Exercise aim: Retype everything in the listing, leaving each line exactly as it is.

Records:
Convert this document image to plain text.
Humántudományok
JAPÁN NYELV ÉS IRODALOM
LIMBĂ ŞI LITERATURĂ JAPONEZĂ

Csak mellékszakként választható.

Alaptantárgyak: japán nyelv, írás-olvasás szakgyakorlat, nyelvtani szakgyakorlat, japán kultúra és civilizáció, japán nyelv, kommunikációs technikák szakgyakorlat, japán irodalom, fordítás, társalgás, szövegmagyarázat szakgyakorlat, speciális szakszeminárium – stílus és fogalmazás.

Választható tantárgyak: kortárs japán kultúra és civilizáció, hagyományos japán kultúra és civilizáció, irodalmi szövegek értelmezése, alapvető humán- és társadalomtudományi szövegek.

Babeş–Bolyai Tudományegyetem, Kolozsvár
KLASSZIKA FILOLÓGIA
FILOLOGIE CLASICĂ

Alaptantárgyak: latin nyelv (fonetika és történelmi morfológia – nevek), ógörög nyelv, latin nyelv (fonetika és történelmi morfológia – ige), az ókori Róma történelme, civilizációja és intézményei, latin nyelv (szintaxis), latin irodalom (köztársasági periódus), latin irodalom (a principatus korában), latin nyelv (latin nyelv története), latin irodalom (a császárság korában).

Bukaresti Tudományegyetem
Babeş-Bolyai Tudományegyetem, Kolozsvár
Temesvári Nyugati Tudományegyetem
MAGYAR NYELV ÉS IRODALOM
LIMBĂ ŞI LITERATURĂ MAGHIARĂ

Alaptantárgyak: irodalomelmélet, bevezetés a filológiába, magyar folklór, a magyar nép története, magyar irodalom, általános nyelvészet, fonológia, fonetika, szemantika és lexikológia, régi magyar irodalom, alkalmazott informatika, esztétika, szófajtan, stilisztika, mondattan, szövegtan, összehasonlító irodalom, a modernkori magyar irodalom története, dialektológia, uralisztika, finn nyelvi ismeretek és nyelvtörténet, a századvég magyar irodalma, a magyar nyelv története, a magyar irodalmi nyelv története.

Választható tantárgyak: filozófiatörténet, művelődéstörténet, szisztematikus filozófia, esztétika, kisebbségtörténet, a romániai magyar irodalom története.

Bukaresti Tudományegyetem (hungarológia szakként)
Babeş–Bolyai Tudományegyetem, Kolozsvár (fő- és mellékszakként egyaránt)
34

Answer to this exercise:
Convert this document image to plain text.
Humántudományok
JAPÁN NYELV ÉS IRODALOM
LIMBĂ ŞI LITERATURĂ JAPONEZĂ

Csak mellékszakként választható.

Alaptantárgyak: japán nyelv, írás-olvasás szakgyakorlat, nyelvtani szakgyakorlat, japán kultúra és civilizáció, japán nyelv, kommunikációs technikák szakgyakorlat, japán irodalom, fordítás, társalgás, szövegmagyarázat szakgyakorlat, speciális szakszeminárium – stílus és fogalmazás.

Választható tantárgyak: kortárs japán kultúra és civilizáció, hagyományos japán kultúra és civilizáció, irodalmi szövegek értelmezése, alapvető humán- és társadalomtudományi szövegek.

Babeş–Bolyai Tudományegyetem, Kolozsvár
KLASSZIKA FILOLÓGIA
FILOLOGIE CLASICĂ

Alaptantárgyak: latin nyelv (fonetika és történelmi morfológia – nevek), ógörög nyelv, latin nyelv (fonetika és történelmi morfológia – ige), az ókori Róma történelme, civilizációja és intézményei, latin nyelv (szintaxis), latin irodalom (köztársasági periódus), latin irodalom (a principatus korában), latin nyelv (latin nyelv története), latin irodalom (a császárság korában).

Bukaresti Tudományegyetem
Babeş-Bolyai Tudományegyetem, Kolozsvár
Temesvári Nyugati Tudományegyetem
MAGYAR NYELV ÉS IRODALOM
LIMBĂ ŞI LITERATURĂ MAGHIARĂ

Alaptantárgyak: irodalomelmélet, bevezetés a filológiába, magyar folklór, a magyar nép története, magyar irodalom, általános nyelvészet, fonológia, fonetika, szemantika és lexikológia, régi magyar irodalom, alkalmazott informatika, esztétika, szófajtan, stilisztika, mondattan, szövegtan, összehasonlító irodalom, a modernkori magyar irodalom története, dialektológia, uralisztika, finn nyelvi ismeretek és nyelvtörténet, a századvég magyar irodalma, a magyar nyelv története, a magyar irodalmi nyelv története.

Választható tantárgyak: filozófiatörténet, művelődéstörténet, szisztematikus filozófia, esztétika, kisebbségtörténet, a romániai magyar irodalom története.

Bukaresti Tudományegyetem (hungarológia szakként)
Babeş–Bolyai Tudományegyetem, Kolozsvár (fő- és mellékszakként egyaránt)
34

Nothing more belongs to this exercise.